▶ _Task directions_
Read through the entries below and return each line with the word "want".
---------- Entries provided ----------
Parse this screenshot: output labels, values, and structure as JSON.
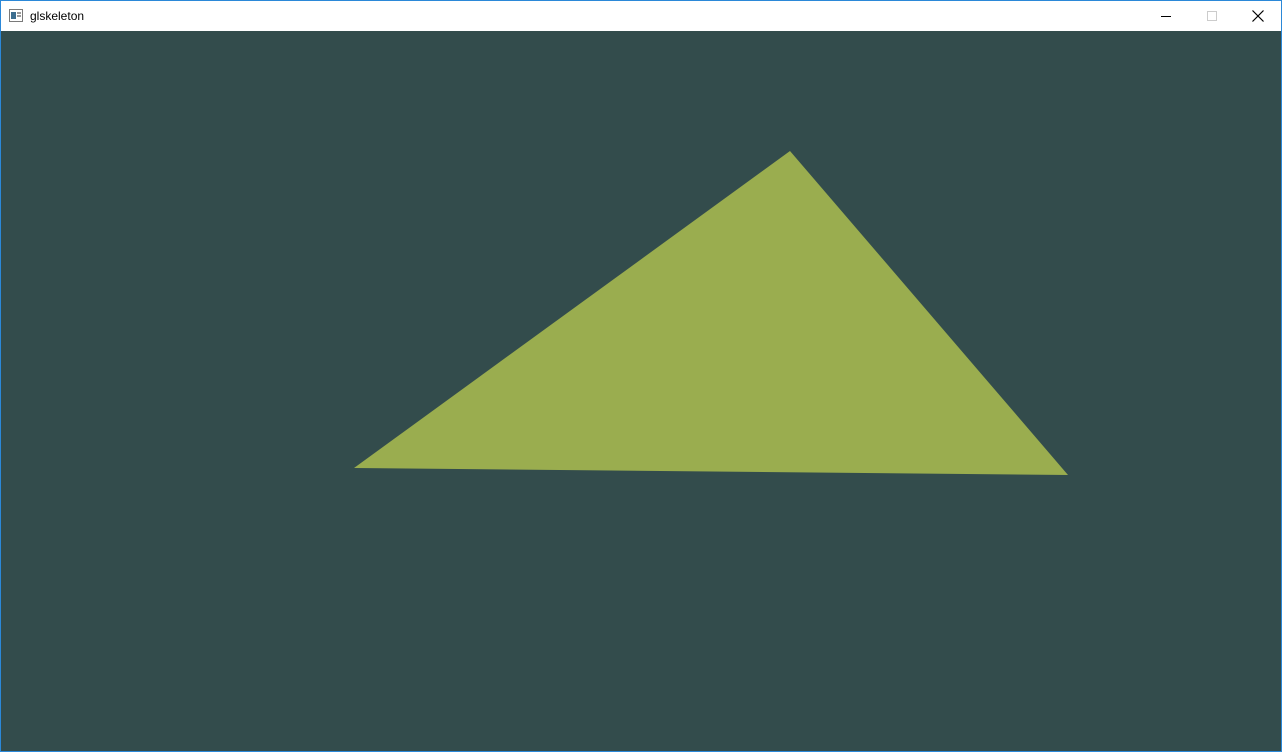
{
  "window": {
    "title": "glskeleton",
    "controls": {
      "minimize_icon": "minimize-icon",
      "maximize_icon": "maximize-icon",
      "close_icon": "close-icon",
      "maximize_enabled": false
    }
  },
  "viewport": {
    "clear_color": "#334c4c",
    "triangle_color": "#9aad4f",
    "shapes": [
      "triangle"
    ]
  },
  "colors": {
    "window_border": "#2b88d8",
    "titlebar_bg": "#ffffff",
    "title_text": "#000000",
    "disabled_control": "#cccccc"
  }
}
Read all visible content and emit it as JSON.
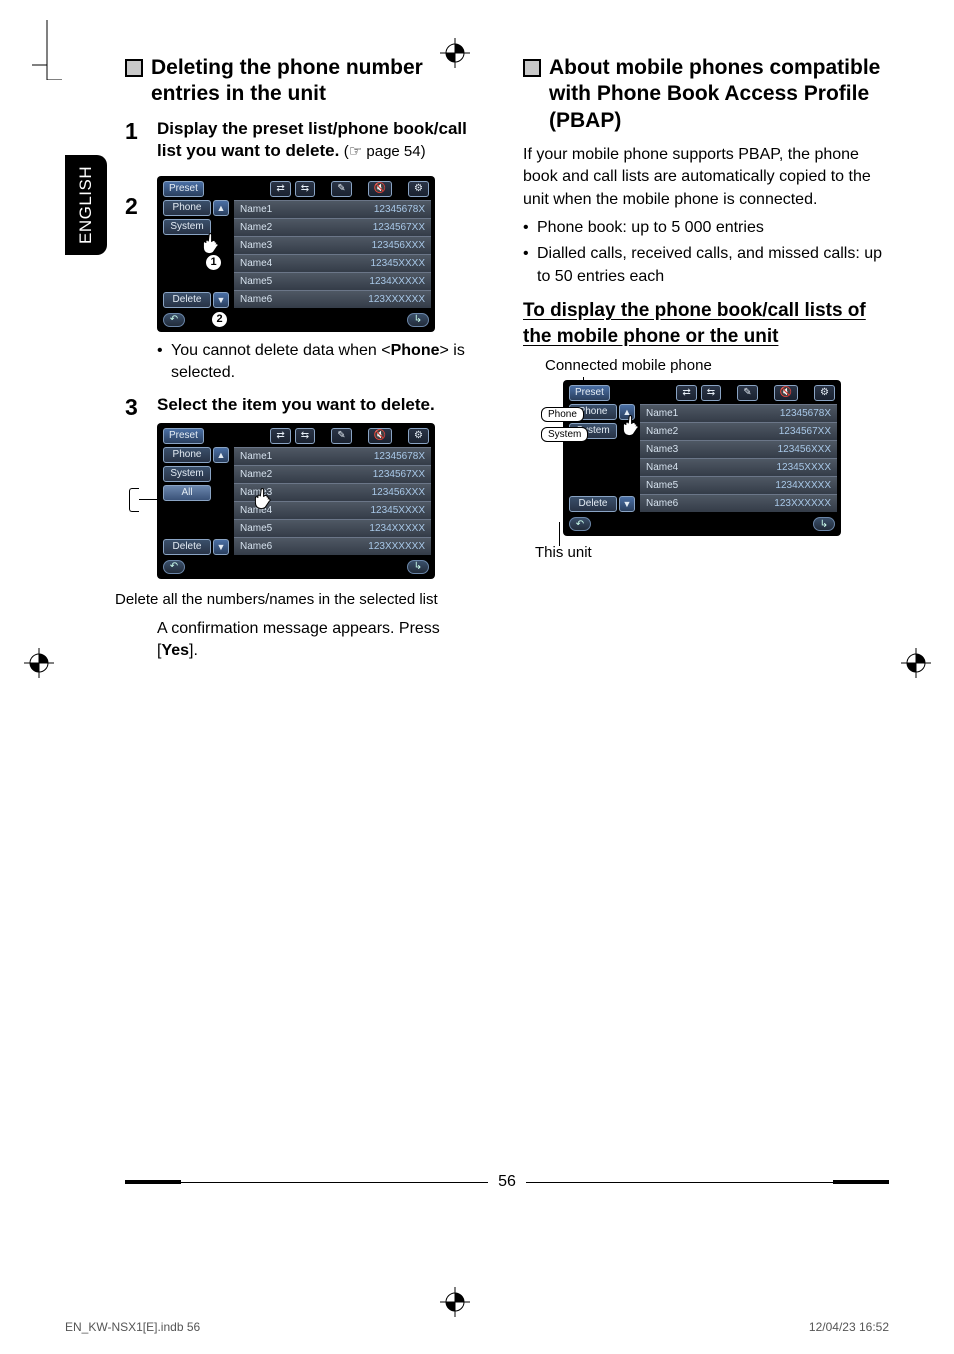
{
  "language_tab": "ENGLISH",
  "page_number": "56",
  "footer": {
    "left": "EN_KW-NSX1[E].indb   56",
    "right": "12/04/23   16:52"
  },
  "left": {
    "section_title": "Deleting the phone number entries in the unit",
    "step1": {
      "num": "1",
      "text_bold": "Display the preset list/phone book/call list you want to delete.",
      "text_light_prefix": " (",
      "pointer": "☞",
      "text_light_suffix": " page 54)"
    },
    "step2": {
      "num": "2"
    },
    "device_common": {
      "tabs": {
        "preset": "Preset",
        "phone": "Phone",
        "system": "System",
        "delete": "Delete",
        "all": "All"
      },
      "top_icons": [
        "⇄",
        "⇆",
        "✎",
        "🔇",
        "⚙"
      ],
      "rows": [
        {
          "name": "Name1",
          "val": "12345678X"
        },
        {
          "name": "Name2",
          "val": "1234567XX"
        },
        {
          "name": "Name3",
          "val": "123456XXX"
        },
        {
          "name": "Name4",
          "val": "12345XXXX"
        },
        {
          "name": "Name5",
          "val": "1234XXXXX"
        },
        {
          "name": "Name6",
          "val": "123XXXXXX"
        }
      ]
    },
    "step2_note": "You cannot delete data when <Phone> is selected.",
    "step2_note_pre": "You cannot delete data when <",
    "step2_note_bold": "Phone",
    "step2_note_post": "> is selected.",
    "step3": {
      "num": "3",
      "text": "Select the item you want to delete."
    },
    "delete_all_caption": "Delete all the numbers/names in the selected list",
    "confirm_pre": "A confirmation message appears. Press [",
    "confirm_bold": "Yes",
    "confirm_post": "].",
    "circ1": "1",
    "circ2": "2"
  },
  "right": {
    "section_title": "About mobile phones compatible with Phone Book Access Profile (PBAP)",
    "para1": "If your mobile phone supports PBAP, the phone book and call lists are automatically copied to the unit when the mobile phone is connected.",
    "bullets": [
      "Phone book: up to 5 000 entries",
      "Dialled calls, received calls, and missed calls: up to 50 entries each"
    ],
    "subheading": "To display the phone book/call lists of the mobile phone or the unit",
    "caption_top": "Connected mobile phone",
    "caption_bottom": "This unit",
    "callout_phone": "Phone",
    "callout_system": "System"
  }
}
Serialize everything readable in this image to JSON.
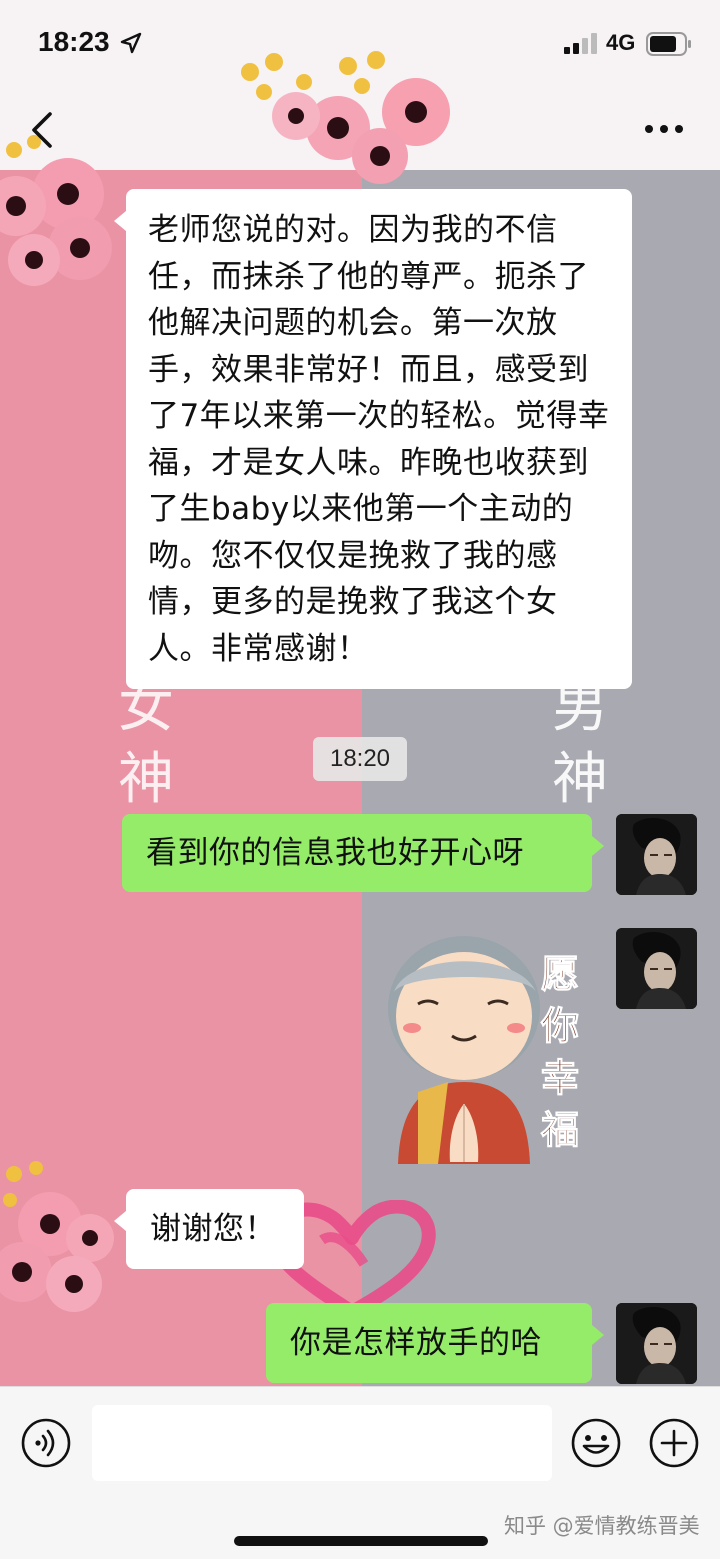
----------
▶ _Expected answer_
      "text_bold": "Display the preset list/phone book/call list you want to delete.",
      "text": "Select the item you want to delete."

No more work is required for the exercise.